Stored data entries
########

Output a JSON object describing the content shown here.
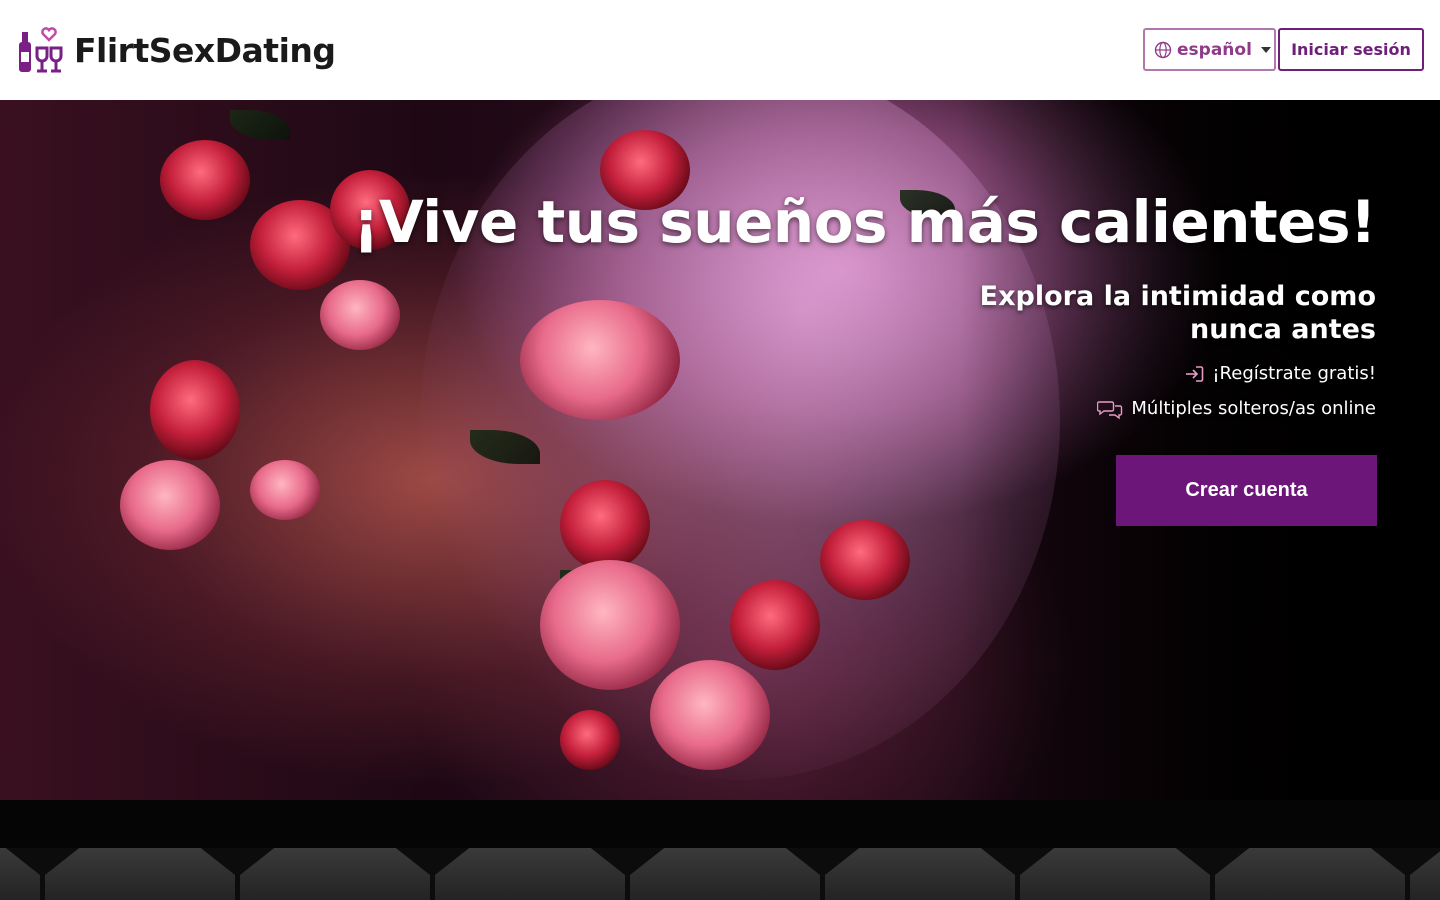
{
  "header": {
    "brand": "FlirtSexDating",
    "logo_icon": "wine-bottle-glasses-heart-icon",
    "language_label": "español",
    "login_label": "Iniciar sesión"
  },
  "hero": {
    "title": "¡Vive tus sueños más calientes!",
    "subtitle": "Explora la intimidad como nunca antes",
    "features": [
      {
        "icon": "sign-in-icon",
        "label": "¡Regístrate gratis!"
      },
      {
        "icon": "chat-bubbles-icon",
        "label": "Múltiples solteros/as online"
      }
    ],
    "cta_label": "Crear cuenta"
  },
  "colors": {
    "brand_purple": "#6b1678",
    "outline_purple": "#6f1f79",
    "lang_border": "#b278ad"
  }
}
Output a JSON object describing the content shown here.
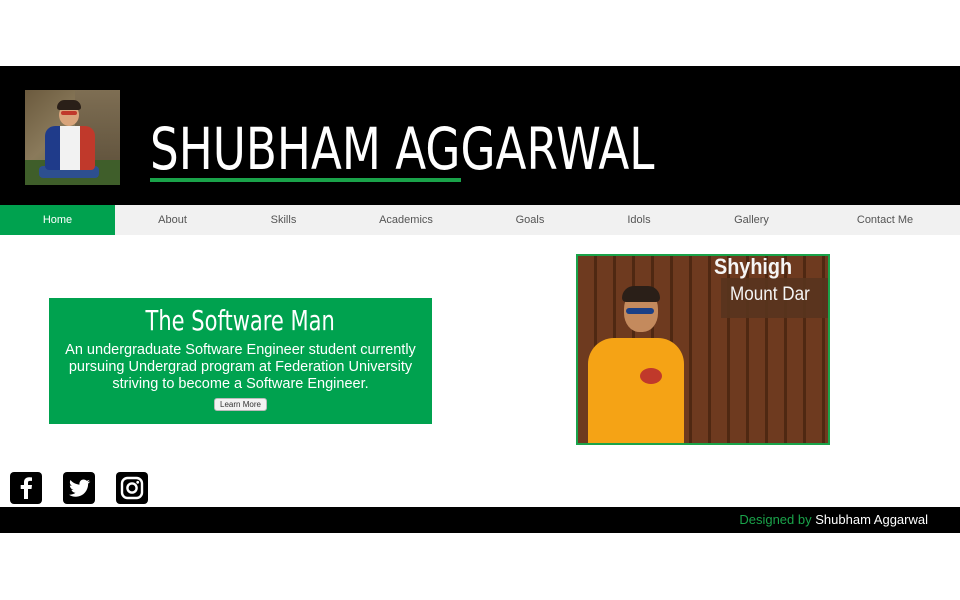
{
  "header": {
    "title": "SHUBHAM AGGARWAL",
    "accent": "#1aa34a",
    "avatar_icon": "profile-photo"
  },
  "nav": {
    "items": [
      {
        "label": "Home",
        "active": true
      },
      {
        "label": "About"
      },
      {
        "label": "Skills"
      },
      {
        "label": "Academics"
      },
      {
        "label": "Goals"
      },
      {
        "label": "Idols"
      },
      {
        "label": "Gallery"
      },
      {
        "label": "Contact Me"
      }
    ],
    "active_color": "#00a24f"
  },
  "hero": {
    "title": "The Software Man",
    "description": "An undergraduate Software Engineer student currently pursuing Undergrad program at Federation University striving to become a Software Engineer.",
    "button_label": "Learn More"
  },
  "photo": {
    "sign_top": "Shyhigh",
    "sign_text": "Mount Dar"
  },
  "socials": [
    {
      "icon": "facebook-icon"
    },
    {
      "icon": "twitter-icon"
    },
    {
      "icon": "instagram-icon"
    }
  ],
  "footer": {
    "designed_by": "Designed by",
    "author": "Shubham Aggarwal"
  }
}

########

▶ **Given exercise**: Pictures excluded, quote all the data above exactly.

▶ **Reply to the exercise**:
Output a JSON object describing the content shown here.
{
  "header": {
    "brand": "FlirtSexDating",
    "logo_icon": "wine-bottle-glasses-heart-icon",
    "language_label": "español",
    "login_label": "Iniciar sesión"
  },
  "hero": {
    "title": "¡Vive tus sueños más calientes!",
    "subtitle": "Explora la intimidad como nunca antes",
    "features": [
      {
        "icon": "sign-in-icon",
        "label": "¡Regístrate gratis!"
      },
      {
        "icon": "chat-bubbles-icon",
        "label": "Múltiples solteros/as online"
      }
    ],
    "cta_label": "Crear cuenta"
  },
  "colors": {
    "brand_purple": "#6b1678",
    "outline_purple": "#6f1f79",
    "lang_border": "#b278ad"
  }
}
Output a JSON object describing the content shown here.
{
  "header": {
    "title": "SHUBHAM AGGARWAL",
    "accent": "#1aa34a",
    "avatar_icon": "profile-photo"
  },
  "nav": {
    "items": [
      {
        "label": "Home",
        "active": true
      },
      {
        "label": "About"
      },
      {
        "label": "Skills"
      },
      {
        "label": "Academics"
      },
      {
        "label": "Goals"
      },
      {
        "label": "Idols"
      },
      {
        "label": "Gallery"
      },
      {
        "label": "Contact Me"
      }
    ],
    "active_color": "#00a24f"
  },
  "hero": {
    "title": "The Software Man",
    "description": "An undergraduate Software Engineer student currently pursuing Undergrad program at Federation University striving to become a Software Engineer.",
    "button_label": "Learn More"
  },
  "photo": {
    "sign_top": "Shyhigh",
    "sign_text": "Mount Dar"
  },
  "socials": [
    {
      "icon": "facebook-icon"
    },
    {
      "icon": "twitter-icon"
    },
    {
      "icon": "instagram-icon"
    }
  ],
  "footer": {
    "designed_by": "Designed by",
    "author": "Shubham Aggarwal"
  }
}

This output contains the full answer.